◆ Information supplied:

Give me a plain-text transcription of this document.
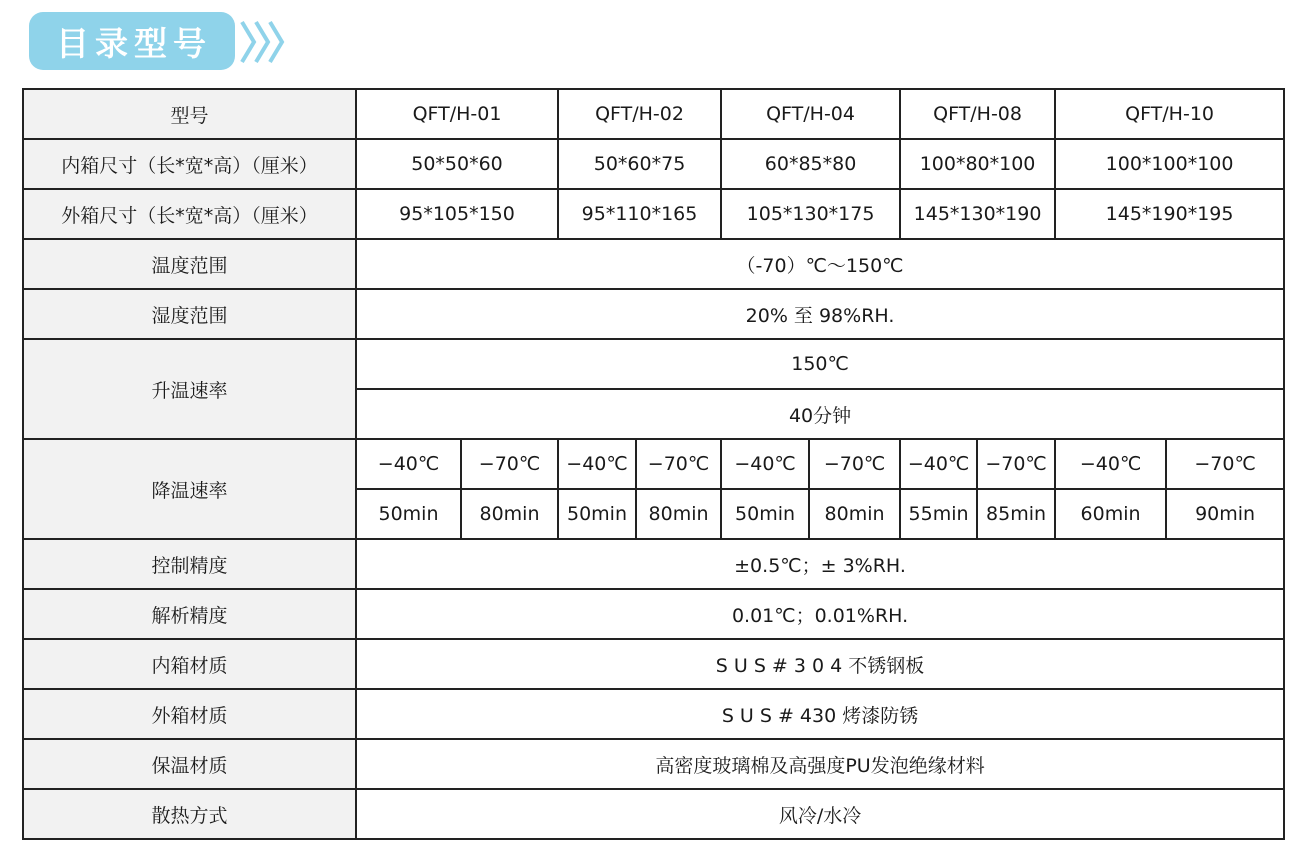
目录型号
型号	QFT/H-01		QFT/H-02		QFT/H-04		QFT/H-08		QFT/H-10	
内箱尺寸（长*宽*高）（厘米）	50*50*60		50*60*75		60*85*80		100*80*100		100*100*100	
外箱尺寸（长*宽*高）（厘米）	95*105*150		95*110*165		105*130*175		145*130*190		145*190*195	
温度范围	（-70）℃～150℃									
湿度范围	20% 至 98%RH.									
升温速率	150℃									
	40分钟									
降温速率	−40℃	−70℃	−40℃	−70℃	−40℃	−70℃	−40℃	−70℃	−40℃	−70℃
	50min	80min	50min	80min	50min	80min	55min	85min	60min	90min
控制精度	±0.5℃；± 3%RH.									
解析精度	0.01℃；0.01%RH.									
内箱材质	S U S # 3 0 4 不锈钢板									
外箱材质	S U S # 430 烤漆防锈									
保温材质	高密度玻璃棉及高强度PU发泡绝缘材料									
散热方式	风冷/水冷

◆ Stated exercise: With the pictures omitted, reproduce the records in full and exactly.

◆ Solution for this task:
Give me a plain-text transcription of this document.
目录型号
型号	QFT/H-01		QFT/H-02		QFT/H-04		QFT/H-08		QFT/H-10	
内箱尺寸（长*宽*高）（厘米）	50*50*60		50*60*75		60*85*80		100*80*100		100*100*100	
外箱尺寸（长*宽*高）（厘米）	95*105*150		95*110*165		105*130*175		145*130*190		145*190*195	
温度范围	（-70）℃～150℃									
湿度范围	20% 至 98%RH.									
升温速率	150℃									
	40分钟									
降温速率	−40℃	−70℃	−40℃	−70℃	−40℃	−70℃	−40℃	−70℃	−40℃	−70℃
	50min	80min	50min	80min	50min	80min	55min	85min	60min	90min
控制精度	±0.5℃；± 3%RH.									
解析精度	0.01℃；0.01%RH.									
内箱材质	S U S # 3 0 4 不锈钢板									
外箱材质	S U S # 430 烤漆防锈									
保温材质	高密度玻璃棉及高强度PU发泡绝缘材料									
散热方式	风冷/水冷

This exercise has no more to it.